Transcription dataset entries:
+--

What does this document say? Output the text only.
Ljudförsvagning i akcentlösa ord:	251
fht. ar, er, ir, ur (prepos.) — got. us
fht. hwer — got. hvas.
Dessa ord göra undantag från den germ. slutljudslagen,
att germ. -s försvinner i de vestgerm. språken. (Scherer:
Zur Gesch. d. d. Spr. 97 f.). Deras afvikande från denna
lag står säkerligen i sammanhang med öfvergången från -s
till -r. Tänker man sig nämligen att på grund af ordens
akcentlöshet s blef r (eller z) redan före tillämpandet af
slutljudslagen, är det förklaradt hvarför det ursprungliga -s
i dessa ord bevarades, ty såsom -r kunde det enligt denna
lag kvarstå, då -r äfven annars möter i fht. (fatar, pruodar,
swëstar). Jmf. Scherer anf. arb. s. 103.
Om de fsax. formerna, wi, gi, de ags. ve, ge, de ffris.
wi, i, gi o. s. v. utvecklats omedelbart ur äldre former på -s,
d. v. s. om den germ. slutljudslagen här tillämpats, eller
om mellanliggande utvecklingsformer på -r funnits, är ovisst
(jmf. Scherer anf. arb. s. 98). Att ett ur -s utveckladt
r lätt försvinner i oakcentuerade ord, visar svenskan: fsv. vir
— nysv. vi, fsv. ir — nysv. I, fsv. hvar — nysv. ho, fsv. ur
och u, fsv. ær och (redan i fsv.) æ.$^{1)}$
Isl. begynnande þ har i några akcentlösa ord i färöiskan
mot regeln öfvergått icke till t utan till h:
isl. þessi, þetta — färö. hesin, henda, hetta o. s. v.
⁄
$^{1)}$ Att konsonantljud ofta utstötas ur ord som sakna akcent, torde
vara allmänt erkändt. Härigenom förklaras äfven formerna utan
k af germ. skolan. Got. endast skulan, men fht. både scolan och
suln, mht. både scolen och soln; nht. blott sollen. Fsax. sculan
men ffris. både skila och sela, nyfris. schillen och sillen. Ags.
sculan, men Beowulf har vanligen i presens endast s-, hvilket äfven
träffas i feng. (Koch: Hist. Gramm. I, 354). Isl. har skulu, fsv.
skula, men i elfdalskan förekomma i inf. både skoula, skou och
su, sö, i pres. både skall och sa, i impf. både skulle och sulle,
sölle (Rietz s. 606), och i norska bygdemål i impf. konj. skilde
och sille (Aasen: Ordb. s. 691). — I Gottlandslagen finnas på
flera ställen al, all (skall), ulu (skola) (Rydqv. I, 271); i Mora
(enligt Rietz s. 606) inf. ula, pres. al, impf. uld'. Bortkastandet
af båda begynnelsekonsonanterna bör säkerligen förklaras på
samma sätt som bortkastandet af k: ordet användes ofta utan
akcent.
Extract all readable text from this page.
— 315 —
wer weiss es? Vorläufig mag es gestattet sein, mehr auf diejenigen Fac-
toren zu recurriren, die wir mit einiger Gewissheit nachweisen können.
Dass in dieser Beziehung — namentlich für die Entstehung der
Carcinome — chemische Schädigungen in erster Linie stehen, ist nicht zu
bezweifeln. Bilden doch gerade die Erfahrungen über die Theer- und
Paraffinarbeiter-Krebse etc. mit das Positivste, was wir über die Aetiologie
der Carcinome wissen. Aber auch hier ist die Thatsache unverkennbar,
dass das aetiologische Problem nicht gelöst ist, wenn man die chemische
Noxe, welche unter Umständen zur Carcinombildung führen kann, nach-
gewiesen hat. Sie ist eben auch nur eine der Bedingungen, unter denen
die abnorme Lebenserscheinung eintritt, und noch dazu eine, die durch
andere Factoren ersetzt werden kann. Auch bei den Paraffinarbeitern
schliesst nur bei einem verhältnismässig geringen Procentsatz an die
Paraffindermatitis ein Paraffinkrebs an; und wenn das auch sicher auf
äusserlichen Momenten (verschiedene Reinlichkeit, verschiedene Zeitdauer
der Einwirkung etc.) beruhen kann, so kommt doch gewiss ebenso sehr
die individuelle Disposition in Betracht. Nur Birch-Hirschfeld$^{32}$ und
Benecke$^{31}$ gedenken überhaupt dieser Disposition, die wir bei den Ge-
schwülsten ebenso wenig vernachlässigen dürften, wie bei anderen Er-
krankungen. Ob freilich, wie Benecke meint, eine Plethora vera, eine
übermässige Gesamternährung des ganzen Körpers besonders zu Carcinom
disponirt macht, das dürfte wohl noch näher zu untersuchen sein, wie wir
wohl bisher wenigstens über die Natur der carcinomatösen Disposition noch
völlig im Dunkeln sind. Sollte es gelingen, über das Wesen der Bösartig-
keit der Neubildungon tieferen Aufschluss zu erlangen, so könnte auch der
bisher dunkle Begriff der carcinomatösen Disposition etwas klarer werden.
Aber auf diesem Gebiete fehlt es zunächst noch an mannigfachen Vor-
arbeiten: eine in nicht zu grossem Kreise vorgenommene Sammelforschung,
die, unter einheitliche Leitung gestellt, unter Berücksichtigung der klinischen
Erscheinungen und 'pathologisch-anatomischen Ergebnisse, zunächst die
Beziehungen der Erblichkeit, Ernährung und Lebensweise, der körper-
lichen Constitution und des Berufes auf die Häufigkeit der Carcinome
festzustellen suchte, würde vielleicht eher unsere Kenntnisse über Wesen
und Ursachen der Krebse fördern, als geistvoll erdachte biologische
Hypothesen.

+--

▶ [Work request]
Copy out the records once more. Match them exactly.

▶ [Reply]
What does this document say? Output the text only.
Ljudförsvagning i akcentlösa ord:	251
fht. ar, er, ir, ur (prepos.) — got. us
fht. hwer — got. hvas.
Dessa ord göra undantag från den germ. slutljudslagen,
att germ. -s försvinner i de vestgerm. språken. (Scherer:
Zur Gesch. d. d. Spr. 97 f.). Deras afvikande från denna
lag står säkerligen i sammanhang med öfvergången från -s
till -r. Tänker man sig nämligen att på grund af ordens
akcentlöshet s blef r (eller z) redan före tillämpandet af
slutljudslagen, är det förklaradt hvarför det ursprungliga -s
i dessa ord bevarades, ty såsom -r kunde det enligt denna
lag kvarstå, då -r äfven annars möter i fht. (fatar, pruodar,
swëstar). Jmf. Scherer anf. arb. s. 103.
Om de fsax. formerna, wi, gi, de ags. ve, ge, de ffris.
wi, i, gi o. s. v. utvecklats omedelbart ur äldre former på -s,
d. v. s. om den germ. slutljudslagen här tillämpats, eller
om mellanliggande utvecklingsformer på -r funnits, är ovisst
(jmf. Scherer anf. arb. s. 98). Att ett ur -s utveckladt
r lätt försvinner i oakcentuerade ord, visar svenskan: fsv. vir
— nysv. vi, fsv. ir — nysv. I, fsv. hvar — nysv. ho, fsv. ur
och u, fsv. ær och (redan i fsv.) æ.$^{1)}$
Isl. begynnande þ har i några akcentlösa ord i färöiskan
mot regeln öfvergått icke till t utan till h:
isl. þessi, þetta — färö. hesin, henda, hetta o. s. v.
⁄
$^{1)}$ Att konsonantljud ofta utstötas ur ord som sakna akcent, torde
vara allmänt erkändt. Härigenom förklaras äfven formerna utan
k af germ. skolan. Got. endast skulan, men fht. både scolan och
suln, mht. både scolen och soln; nht. blott sollen. Fsax. sculan
men ffris. både skila och sela, nyfris. schillen och sillen. Ags.
sculan, men Beowulf har vanligen i presens endast s-, hvilket äfven
träffas i feng. (Koch: Hist. Gramm. I, 354). Isl. har skulu, fsv.
skula, men i elfdalskan förekomma i inf. både skoula, skou och
su, sö, i pres. både skall och sa, i impf. både skulle och sulle,
sölle (Rietz s. 606), och i norska bygdemål i impf. konj. skilde
och sille (Aasen: Ordb. s. 691). — I Gottlandslagen finnas på
flera ställen al, all (skall), ulu (skola) (Rydqv. I, 271); i Mora
(enligt Rietz s. 606) inf. ula, pres. al, impf. uld'. Bortkastandet
af båda begynnelsekonsonanterna bör säkerligen förklaras på
samma sätt som bortkastandet af k: ordet användes ofta utan
akcent.
Extract all readable text from this page.
— 315 —
wer weiss es? Vorläufig mag es gestattet sein, mehr auf diejenigen Fac-
toren zu recurriren, die wir mit einiger Gewissheit nachweisen können.
Dass in dieser Beziehung — namentlich für die Entstehung der
Carcinome — chemische Schädigungen in erster Linie stehen, ist nicht zu
bezweifeln. Bilden doch gerade die Erfahrungen über die Theer- und
Paraffinarbeiter-Krebse etc. mit das Positivste, was wir über die Aetiologie
der Carcinome wissen. Aber auch hier ist die Thatsache unverkennbar,
dass das aetiologische Problem nicht gelöst ist, wenn man die chemische
Noxe, welche unter Umständen zur Carcinombildung führen kann, nach-
gewiesen hat. Sie ist eben auch nur eine der Bedingungen, unter denen
die abnorme Lebenserscheinung eintritt, und noch dazu eine, die durch
andere Factoren ersetzt werden kann. Auch bei den Paraffinarbeitern
schliesst nur bei einem verhältnismässig geringen Procentsatz an die
Paraffindermatitis ein Paraffinkrebs an; und wenn das auch sicher auf
äusserlichen Momenten (verschiedene Reinlichkeit, verschiedene Zeitdauer
der Einwirkung etc.) beruhen kann, so kommt doch gewiss ebenso sehr
die individuelle Disposition in Betracht. Nur Birch-Hirschfeld$^{32}$ und
Benecke$^{31}$ gedenken überhaupt dieser Disposition, die wir bei den Ge-
schwülsten ebenso wenig vernachlässigen dürften, wie bei anderen Er-
krankungen. Ob freilich, wie Benecke meint, eine Plethora vera, eine
übermässige Gesamternährung des ganzen Körpers besonders zu Carcinom
disponirt macht, das dürfte wohl noch näher zu untersuchen sein, wie wir
wohl bisher wenigstens über die Natur der carcinomatösen Disposition noch
völlig im Dunkeln sind. Sollte es gelingen, über das Wesen der Bösartig-
keit der Neubildungon tieferen Aufschluss zu erlangen, so könnte auch der
bisher dunkle Begriff der carcinomatösen Disposition etwas klarer werden.
Aber auf diesem Gebiete fehlt es zunächst noch an mannigfachen Vor-
arbeiten: eine in nicht zu grossem Kreise vorgenommene Sammelforschung,
die, unter einheitliche Leitung gestellt, unter Berücksichtigung der klinischen
Erscheinungen und 'pathologisch-anatomischen Ergebnisse, zunächst die
Beziehungen der Erblichkeit, Ernährung und Lebensweise, der körper-
lichen Constitution und des Berufes auf die Häufigkeit der Carcinome
festzustellen suchte, würde vielleicht eher unsere Kenntnisse über Wesen
und Ursachen der Krebse fördern, als geistvoll erdachte biologische
Hypothesen.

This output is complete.